***** Data supplied *****

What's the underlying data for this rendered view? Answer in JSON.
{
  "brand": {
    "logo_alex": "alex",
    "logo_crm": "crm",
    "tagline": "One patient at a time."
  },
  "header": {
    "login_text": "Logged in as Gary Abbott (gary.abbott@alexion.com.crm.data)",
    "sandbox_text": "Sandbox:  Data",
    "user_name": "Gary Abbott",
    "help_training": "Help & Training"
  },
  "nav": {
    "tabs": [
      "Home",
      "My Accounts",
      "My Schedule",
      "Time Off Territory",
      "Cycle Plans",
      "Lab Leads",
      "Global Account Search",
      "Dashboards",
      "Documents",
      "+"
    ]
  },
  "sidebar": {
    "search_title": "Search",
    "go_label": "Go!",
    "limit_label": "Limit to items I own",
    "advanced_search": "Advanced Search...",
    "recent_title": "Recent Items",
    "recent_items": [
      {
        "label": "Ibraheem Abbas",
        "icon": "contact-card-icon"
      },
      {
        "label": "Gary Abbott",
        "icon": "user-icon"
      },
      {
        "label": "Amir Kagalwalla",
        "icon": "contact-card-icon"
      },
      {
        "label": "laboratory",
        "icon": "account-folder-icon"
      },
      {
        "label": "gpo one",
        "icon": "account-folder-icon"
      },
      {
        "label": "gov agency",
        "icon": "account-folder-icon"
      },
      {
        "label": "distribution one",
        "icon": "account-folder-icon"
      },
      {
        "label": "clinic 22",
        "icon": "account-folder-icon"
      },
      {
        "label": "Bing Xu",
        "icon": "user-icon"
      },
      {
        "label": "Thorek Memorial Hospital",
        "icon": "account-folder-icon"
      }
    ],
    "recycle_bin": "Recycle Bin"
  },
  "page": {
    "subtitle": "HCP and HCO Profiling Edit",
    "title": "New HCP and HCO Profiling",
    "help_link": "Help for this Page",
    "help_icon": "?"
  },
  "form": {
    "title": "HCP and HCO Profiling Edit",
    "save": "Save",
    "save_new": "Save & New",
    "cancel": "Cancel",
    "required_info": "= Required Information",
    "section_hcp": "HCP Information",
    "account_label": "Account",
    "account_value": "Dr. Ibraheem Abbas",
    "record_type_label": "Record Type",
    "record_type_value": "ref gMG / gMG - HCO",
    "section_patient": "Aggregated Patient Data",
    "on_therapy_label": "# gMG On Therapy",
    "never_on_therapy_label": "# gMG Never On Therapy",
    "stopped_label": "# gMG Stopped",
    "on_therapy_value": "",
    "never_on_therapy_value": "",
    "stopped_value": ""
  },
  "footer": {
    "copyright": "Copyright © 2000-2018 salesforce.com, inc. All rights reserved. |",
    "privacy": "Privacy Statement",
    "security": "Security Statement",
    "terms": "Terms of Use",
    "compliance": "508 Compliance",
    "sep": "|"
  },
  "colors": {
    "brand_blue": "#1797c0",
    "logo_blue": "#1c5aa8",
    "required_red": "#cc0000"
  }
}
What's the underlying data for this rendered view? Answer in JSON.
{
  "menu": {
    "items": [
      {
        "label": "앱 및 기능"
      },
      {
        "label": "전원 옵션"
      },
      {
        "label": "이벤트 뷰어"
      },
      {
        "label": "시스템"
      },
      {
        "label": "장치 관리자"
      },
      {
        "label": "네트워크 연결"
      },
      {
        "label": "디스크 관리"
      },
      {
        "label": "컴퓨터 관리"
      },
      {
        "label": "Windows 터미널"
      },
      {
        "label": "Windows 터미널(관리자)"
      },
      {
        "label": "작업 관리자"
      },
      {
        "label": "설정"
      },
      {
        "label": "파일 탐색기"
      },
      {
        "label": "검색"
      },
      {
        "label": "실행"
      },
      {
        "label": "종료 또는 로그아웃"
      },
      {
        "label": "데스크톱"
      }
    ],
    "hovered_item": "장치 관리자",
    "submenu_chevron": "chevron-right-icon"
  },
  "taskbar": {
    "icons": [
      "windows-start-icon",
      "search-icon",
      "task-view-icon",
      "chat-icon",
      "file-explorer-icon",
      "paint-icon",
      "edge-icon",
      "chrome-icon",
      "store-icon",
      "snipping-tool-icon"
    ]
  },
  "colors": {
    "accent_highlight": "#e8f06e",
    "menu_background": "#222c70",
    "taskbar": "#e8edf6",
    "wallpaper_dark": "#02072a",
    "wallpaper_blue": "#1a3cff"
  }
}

*****
***** Data supplied *****

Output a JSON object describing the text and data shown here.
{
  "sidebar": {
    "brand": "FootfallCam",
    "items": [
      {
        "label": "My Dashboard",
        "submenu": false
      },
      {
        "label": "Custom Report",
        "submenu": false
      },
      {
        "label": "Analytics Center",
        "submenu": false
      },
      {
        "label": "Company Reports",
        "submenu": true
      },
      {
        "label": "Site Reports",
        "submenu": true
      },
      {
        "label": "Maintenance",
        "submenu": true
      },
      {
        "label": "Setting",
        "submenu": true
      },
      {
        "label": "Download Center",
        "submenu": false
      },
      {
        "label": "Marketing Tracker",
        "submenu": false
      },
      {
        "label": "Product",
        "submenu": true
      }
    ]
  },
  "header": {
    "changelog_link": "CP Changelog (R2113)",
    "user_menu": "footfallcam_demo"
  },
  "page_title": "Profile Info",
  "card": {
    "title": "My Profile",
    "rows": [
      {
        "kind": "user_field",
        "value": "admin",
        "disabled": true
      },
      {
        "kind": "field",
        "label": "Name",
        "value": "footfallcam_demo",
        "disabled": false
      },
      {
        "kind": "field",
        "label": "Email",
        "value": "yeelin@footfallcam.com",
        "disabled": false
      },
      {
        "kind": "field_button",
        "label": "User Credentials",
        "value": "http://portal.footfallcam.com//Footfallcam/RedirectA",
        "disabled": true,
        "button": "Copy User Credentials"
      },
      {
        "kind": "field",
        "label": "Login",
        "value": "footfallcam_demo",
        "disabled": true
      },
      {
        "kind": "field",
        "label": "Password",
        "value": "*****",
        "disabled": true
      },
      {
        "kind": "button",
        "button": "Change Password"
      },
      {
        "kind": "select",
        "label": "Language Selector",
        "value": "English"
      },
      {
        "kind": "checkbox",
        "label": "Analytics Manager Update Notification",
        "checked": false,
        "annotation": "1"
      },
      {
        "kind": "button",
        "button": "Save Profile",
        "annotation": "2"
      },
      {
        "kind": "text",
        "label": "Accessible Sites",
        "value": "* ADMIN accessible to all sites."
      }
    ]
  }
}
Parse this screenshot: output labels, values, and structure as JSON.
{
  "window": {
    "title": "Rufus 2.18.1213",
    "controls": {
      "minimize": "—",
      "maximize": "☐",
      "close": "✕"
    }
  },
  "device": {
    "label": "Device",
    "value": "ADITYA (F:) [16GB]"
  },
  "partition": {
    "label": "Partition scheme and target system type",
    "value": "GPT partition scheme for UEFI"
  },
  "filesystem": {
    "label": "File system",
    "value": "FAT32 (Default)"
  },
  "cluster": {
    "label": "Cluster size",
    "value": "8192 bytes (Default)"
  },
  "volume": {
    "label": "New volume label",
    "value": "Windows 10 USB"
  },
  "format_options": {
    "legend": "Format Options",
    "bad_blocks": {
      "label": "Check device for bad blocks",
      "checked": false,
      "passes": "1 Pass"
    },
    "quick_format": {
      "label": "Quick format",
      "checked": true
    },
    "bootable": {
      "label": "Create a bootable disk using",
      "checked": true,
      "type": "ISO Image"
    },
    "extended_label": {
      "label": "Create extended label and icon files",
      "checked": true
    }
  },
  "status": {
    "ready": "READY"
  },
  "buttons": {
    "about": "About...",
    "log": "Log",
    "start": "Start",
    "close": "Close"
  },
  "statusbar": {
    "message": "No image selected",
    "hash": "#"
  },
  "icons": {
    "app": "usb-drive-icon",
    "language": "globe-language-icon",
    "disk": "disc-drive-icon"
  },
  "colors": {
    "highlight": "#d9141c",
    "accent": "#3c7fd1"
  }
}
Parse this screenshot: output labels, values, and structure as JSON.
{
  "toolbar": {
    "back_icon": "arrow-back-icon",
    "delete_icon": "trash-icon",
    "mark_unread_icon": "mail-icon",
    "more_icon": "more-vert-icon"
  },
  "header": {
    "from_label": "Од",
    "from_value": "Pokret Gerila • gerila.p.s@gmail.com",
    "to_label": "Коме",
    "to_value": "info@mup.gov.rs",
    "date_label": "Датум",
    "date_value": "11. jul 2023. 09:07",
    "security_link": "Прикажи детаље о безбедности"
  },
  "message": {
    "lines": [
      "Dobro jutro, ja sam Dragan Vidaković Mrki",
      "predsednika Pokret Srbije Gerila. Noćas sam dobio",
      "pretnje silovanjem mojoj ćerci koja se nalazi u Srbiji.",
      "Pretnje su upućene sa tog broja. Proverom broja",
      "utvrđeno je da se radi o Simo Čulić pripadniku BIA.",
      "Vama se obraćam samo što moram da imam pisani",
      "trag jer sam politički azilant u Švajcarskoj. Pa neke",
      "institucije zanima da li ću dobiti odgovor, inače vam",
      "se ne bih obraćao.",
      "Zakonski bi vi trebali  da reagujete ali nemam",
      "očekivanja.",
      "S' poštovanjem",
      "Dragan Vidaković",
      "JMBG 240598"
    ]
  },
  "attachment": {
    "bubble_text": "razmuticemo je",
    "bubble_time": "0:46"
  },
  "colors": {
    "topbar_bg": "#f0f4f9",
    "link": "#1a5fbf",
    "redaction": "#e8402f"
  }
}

*****

_Task details_. From the data above, gather every line that includes the word "bootable".

_Task output_.
    "bootable": {
      "label": "Create a bootable disk using",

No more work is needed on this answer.